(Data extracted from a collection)
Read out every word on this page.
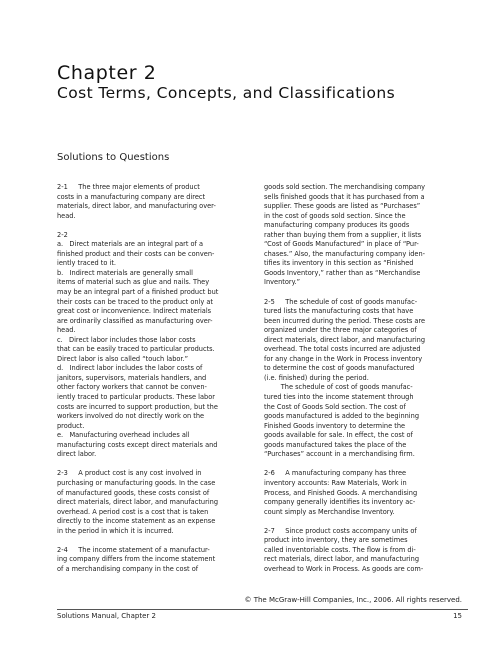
Chapter 2
Cost Terms, Concepts, and Classifications
Solutions to Questions

2-1     The three major elements of product

costs in a manufacturing company are direct

materials, direct labor, and manufacturing over-

head.

2-2

a.   Direct materials are an integral part of a

finished product and their costs can be conven-

iently traced to it.

b.   Indirect materials are generally small

items of material such as glue and nails. They

may be an integral part of a finished product but

their costs can be traced to the product only at

great cost or inconvenience. Indirect materials

are ordinarily classified as manufacturing over-

head.

c.   Direct labor includes those labor costs

that can be easily traced to particular products.

Direct labor is also called “touch labor.”

d.   Indirect labor includes the labor costs of

janitors, supervisors, materials handlers, and

other factory workers that cannot be conven-

iently traced to particular products. These labor

costs are incurred to support production, but the

workers involved do not directly work on the

product.

e.   Manufacturing overhead includes all

manufacturing costs except direct materials and

direct labor.

2-3     A product cost is any cost involved in

purchasing or manufacturing goods. In the case

of manufactured goods, these costs consist of

direct materials, direct labor, and manufacturing

overhead. A period cost is a cost that is taken

directly to the income statement as an expense

in the period in which it is incurred.

2-4     The income statement of a manufactur-

ing company differs from the income statement

of a merchandising company in the cost of

goods sold section. The merchandising company

sells finished goods that it has purchased from a

supplier. These goods are listed as “Purchases”

in the cost of goods sold section. Since the

manufacturing company produces its goods

rather than buying them from a supplier, it lists

“Cost of Goods Manufactured” in place of “Pur-

chases.” Also, the manufacturing company iden-

tifies its inventory in this section as “Finished

Goods Inventory,” rather than as “Merchandise

Inventory.”

2-5     The schedule of cost of goods manufac-

tured lists the manufacturing costs that have

been incurred during the period. These costs are

organized under the three major categories of

direct materials, direct labor, and manufacturing

overhead. The total costs incurred are adjusted

for any change in the Work in Process inventory

to determine the cost of goods manufactured

(i.e. finished) during the period.

The schedule of cost of goods manufac-

tured ties into the income statement through

the Cost of Goods Sold section. The cost of

goods manufactured is added to the beginning

Finished Goods inventory to determine the

goods available for sale. In effect, the cost of

goods manufactured takes the place of the

“Purchases” account in a merchandising firm.

2-6     A manufacturing company has three

inventory accounts: Raw Materials, Work in

Process, and Finished Goods. A merchandising

company generally identifies its inventory ac-

count simply as Merchandise Inventory.

2-7     Since product costs accompany units of

product into inventory, they are sometimes

called inventoriable costs. The flow is from di-

rect materials, direct labor, and manufacturing

overhead to Work in Process. As goods are com-

© The McGraw-Hill Companies, Inc., 2006. All rights reserved.
Solutions Manual, Chapter 2	15
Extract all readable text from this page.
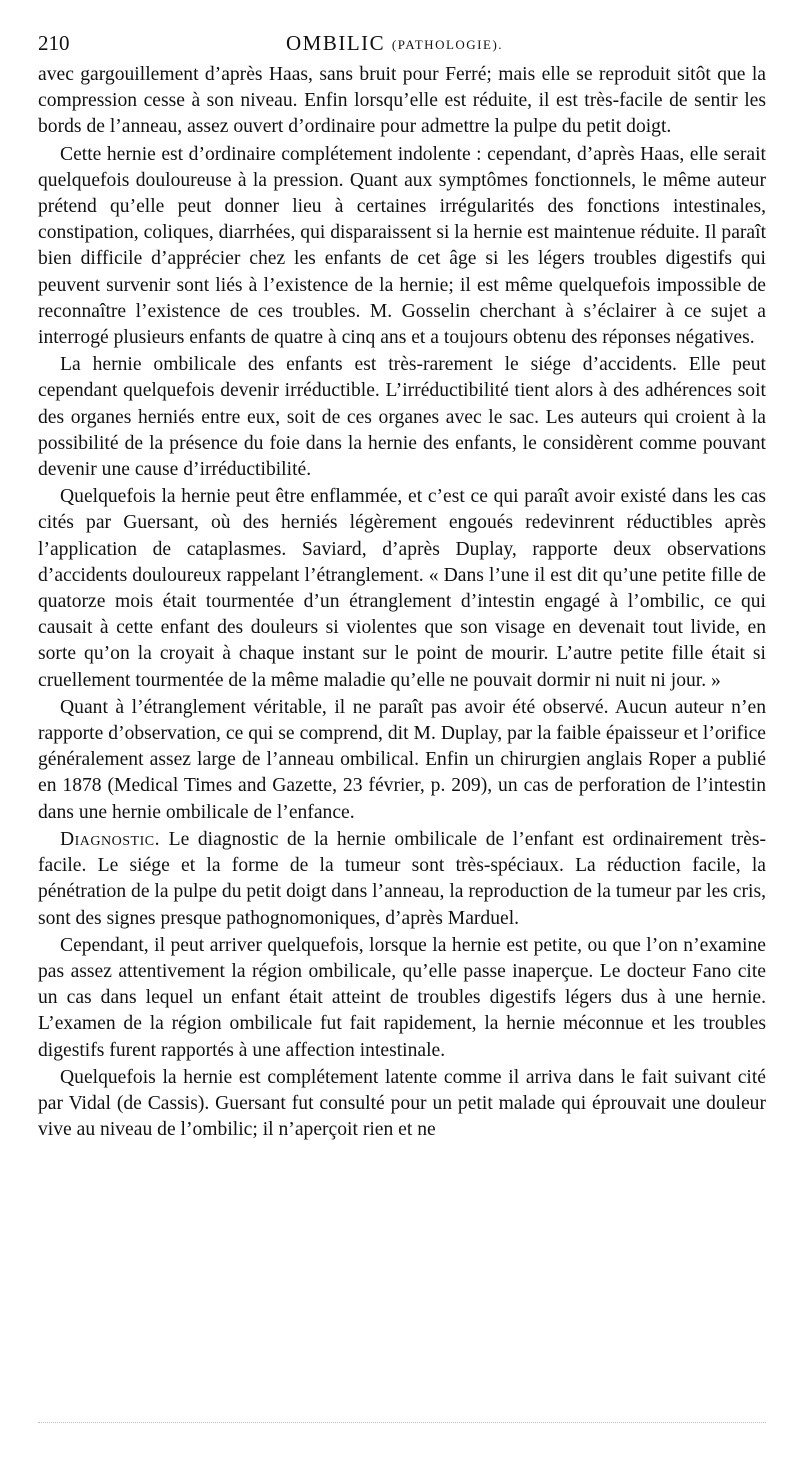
210	OMBILIC (PATHOLOGIE).

avec gargouillement d’après Haas, sans bruit pour Ferré; mais elle se reproduit sitôt que la compression cesse à son niveau. Enfin lorsqu’elle est réduite, il est très-facile de sentir les bords de l’anneau, assez ouvert d’ordinaire pour admettre la pulpe du petit doigt.

Cette hernie est d’ordinaire complétement indolente : cependant, d’après Haas, elle serait quelquefois douloureuse à la pression. Quant aux symptômes fonctionnels, le même auteur prétend qu’elle peut donner lieu à certaines irrégularités des fonctions intestinales, constipation, coliques, diarrhées, qui disparaissent si la hernie est maintenue réduite. Il paraît bien difficile d’apprécier chez les enfants de cet âge si les légers troubles digestifs qui peuvent survenir sont liés à l’existence de la hernie; il est même quelquefois impossible de reconnaître l’existence de ces troubles. M. Gosselin cherchant à s’éclairer à ce sujet a interrogé plusieurs enfants de quatre à cinq ans et a toujours obtenu des réponses négatives.

La hernie ombilicale des enfants est très-rarement le siége d’accidents. Elle peut cependant quelquefois devenir irréductible. L’irréductibilité tient alors à des adhérences soit des organes herniés entre eux, soit de ces organes avec le sac. Les auteurs qui croient à la possibilité de la présence du foie dans la hernie des enfants, le considèrent comme pouvant devenir une cause d’irréductibilité.

Quelquefois la hernie peut être enflammée, et c’est ce qui paraît avoir existé dans les cas cités par Guersant, où des herniés légèrement engoués redevinrent réductibles après l’application de cataplasmes. Saviard, d’après Duplay, rapporte deux observations d’accidents douloureux rappelant l’étranglement. « Dans l’une il est dit qu’une petite fille de quatorze mois était tourmentée d’un étranglement d’intestin engagé à l’ombilic, ce qui causait à cette enfant des douleurs si violentes que son visage en devenait tout livide, en sorte qu’on la croyait à chaque instant sur le point de mourir. L’autre petite fille était si cruellement tourmentée de la même maladie qu’elle ne pouvait dormir ni nuit ni jour. »

Quant à l’étranglement véritable, il ne paraît pas avoir été observé. Aucun auteur n’en rapporte d’observation, ce qui se comprend, dit M. Duplay, par la faible épaisseur et l’orifice généralement assez large de l’anneau ombilical. Enfin un chirurgien anglais Roper a publié en 1878 (Medical Times and Gazette, 23 février, p. 209), un cas de perforation de l’intestin dans une hernie ombilicale de l’enfance.

Diagnostic. Le diagnostic de la hernie ombilicale de l’enfant est ordinairement très-facile. Le siége et la forme de la tumeur sont très-spéciaux. La réduction facile, la pénétration de la pulpe du petit doigt dans l’anneau, la reproduction de la tumeur par les cris, sont des signes presque pathognomoniques, d’après Marduel.

Cependant, il peut arriver quelquefois, lorsque la hernie est petite, ou que l’on n’examine pas assez attentivement la région ombilicale, qu’elle passe inaperçue. Le docteur Fano cite un cas dans lequel un enfant était atteint de troubles digestifs légers dus à une hernie. L’examen de la région ombilicale fut fait rapidement, la hernie méconnue et les troubles digestifs furent rapportés à une affection intestinale.

Quelquefois la hernie est complétement latente comme il arriva dans le fait suivant cité par Vidal (de Cassis). Guersant fut consulté pour un petit malade qui éprouvait une douleur vive au niveau de l’ombilic; il n’aperçoit rien et ne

TASK DETAILS: Leave the pictures out and write out every entry exactly as given.

THE REPLY:
Read out every word on this page.
Chapter 2
Cost Terms, Concepts, and Classifications
Solutions to Questions

2-1     The three major elements of product

costs in a manufacturing company are direct

materials, direct labor, and manufacturing over-

head.

2-2

a.   Direct materials are an integral part of a

finished product and their costs can be conven-

iently traced to it.

b.   Indirect materials are generally small

items of material such as glue and nails. They

may be an integral part of a finished product but

their costs can be traced to the product only at

great cost or inconvenience. Indirect materials

are ordinarily classified as manufacturing over-

head.

c.   Direct labor includes those labor costs

that can be easily traced to particular products.

Direct labor is also called “touch labor.”

d.   Indirect labor includes the labor costs of

janitors, supervisors, materials handlers, and

other factory workers that cannot be conven-

iently traced to particular products. These labor

costs are incurred to support production, but the

workers involved do not directly work on the

product.

e.   Manufacturing overhead includes all

manufacturing costs except direct materials and

direct labor.

2-3     A product cost is any cost involved in

purchasing or manufacturing goods. In the case

of manufactured goods, these costs consist of

direct materials, direct labor, and manufacturing

overhead. A period cost is a cost that is taken

directly to the income statement as an expense

in the period in which it is incurred.

2-4     The income statement of a manufactur-

ing company differs from the income statement

of a merchandising company in the cost of

goods sold section. The merchandising company

sells finished goods that it has purchased from a

supplier. These goods are listed as “Purchases”

in the cost of goods sold section. Since the

manufacturing company produces its goods

rather than buying them from a supplier, it lists

“Cost of Goods Manufactured” in place of “Pur-

chases.” Also, the manufacturing company iden-

tifies its inventory in this section as “Finished

Goods Inventory,” rather than as “Merchandise

Inventory.”

2-5     The schedule of cost of goods manufac-

tured lists the manufacturing costs that have

been incurred during the period. These costs are

organized under the three major categories of

direct materials, direct labor, and manufacturing

overhead. The total costs incurred are adjusted

for any change in the Work in Process inventory

to determine the cost of goods manufactured

(i.e. finished) during the period.

The schedule of cost of goods manufac-

tured ties into the income statement through

the Cost of Goods Sold section. The cost of

goods manufactured is added to the beginning

Finished Goods inventory to determine the

goods available for sale. In effect, the cost of

goods manufactured takes the place of the

“Purchases” account in a merchandising firm.

2-6     A manufacturing company has three

inventory accounts: Raw Materials, Work in

Process, and Finished Goods. A merchandising

company generally identifies its inventory ac-

count simply as Merchandise Inventory.

2-7     Since product costs accompany units of

product into inventory, they are sometimes

called inventoriable costs. The flow is from di-

rect materials, direct labor, and manufacturing

overhead to Work in Process. As goods are com-

© The McGraw-Hill Companies, Inc., 2006. All rights reserved.
Solutions Manual, Chapter 2	15
Extract all readable text from this page.
210	OMBILIC (PATHOLOGIE).

avec gargouillement d’après Haas, sans bruit pour Ferré; mais elle se reproduit sitôt que la compression cesse à son niveau. Enfin lorsqu’elle est réduite, il est très-facile de sentir les bords de l’anneau, assez ouvert d’ordinaire pour admettre la pulpe du petit doigt.

Cette hernie est d’ordinaire complétement indolente : cependant, d’après Haas, elle serait quelquefois douloureuse à la pression. Quant aux symptômes fonctionnels, le même auteur prétend qu’elle peut donner lieu à certaines irrégularités des fonctions intestinales, constipation, coliques, diarrhées, qui disparaissent si la hernie est maintenue réduite. Il paraît bien difficile d’apprécier chez les enfants de cet âge si les légers troubles digestifs qui peuvent survenir sont liés à l’existence de la hernie; il est même quelquefois impossible de reconnaître l’existence de ces troubles. M. Gosselin cherchant à s’éclairer à ce sujet a interrogé plusieurs enfants de quatre à cinq ans et a toujours obtenu des réponses négatives.

La hernie ombilicale des enfants est très-rarement le siége d’accidents. Elle peut cependant quelquefois devenir irréductible. L’irréductibilité tient alors à des adhérences soit des organes herniés entre eux, soit de ces organes avec le sac. Les auteurs qui croient à la possibilité de la présence du foie dans la hernie des enfants, le considèrent comme pouvant devenir une cause d’irréductibilité.

Quelquefois la hernie peut être enflammée, et c’est ce qui paraît avoir existé dans les cas cités par Guersant, où des herniés légèrement engoués redevinrent réductibles après l’application de cataplasmes. Saviard, d’après Duplay, rapporte deux observations d’accidents douloureux rappelant l’étranglement. « Dans l’une il est dit qu’une petite fille de quatorze mois était tourmentée d’un étranglement d’intestin engagé à l’ombilic, ce qui causait à cette enfant des douleurs si violentes que son visage en devenait tout livide, en sorte qu’on la croyait à chaque instant sur le point de mourir. L’autre petite fille était si cruellement tourmentée de la même maladie qu’elle ne pouvait dormir ni nuit ni jour. »

Quant à l’étranglement véritable, il ne paraît pas avoir été observé. Aucun auteur n’en rapporte d’observation, ce qui se comprend, dit M. Duplay, par la faible épaisseur et l’orifice généralement assez large de l’anneau ombilical. Enfin un chirurgien anglais Roper a publié en 1878 (Medical Times and Gazette, 23 février, p. 209), un cas de perforation de l’intestin dans une hernie ombilicale de l’enfance.

Diagnostic. Le diagnostic de la hernie ombilicale de l’enfant est ordinairement très-facile. Le siége et la forme de la tumeur sont très-spéciaux. La réduction facile, la pénétration de la pulpe du petit doigt dans l’anneau, la reproduction de la tumeur par les cris, sont des signes presque pathognomoniques, d’après Marduel.

Cependant, il peut arriver quelquefois, lorsque la hernie est petite, ou que l’on n’examine pas assez attentivement la région ombilicale, qu’elle passe inaperçue. Le docteur Fano cite un cas dans lequel un enfant était atteint de troubles digestifs légers dus à une hernie. L’examen de la région ombilicale fut fait rapidement, la hernie méconnue et les troubles digestifs furent rapportés à une affection intestinale.

Quelquefois la hernie est complétement latente comme il arriva dans le fait suivant cité par Vidal (de Cassis). Guersant fut consulté pour un petit malade qui éprouvait une douleur vive au niveau de l’ombilic; il n’aperçoit rien et ne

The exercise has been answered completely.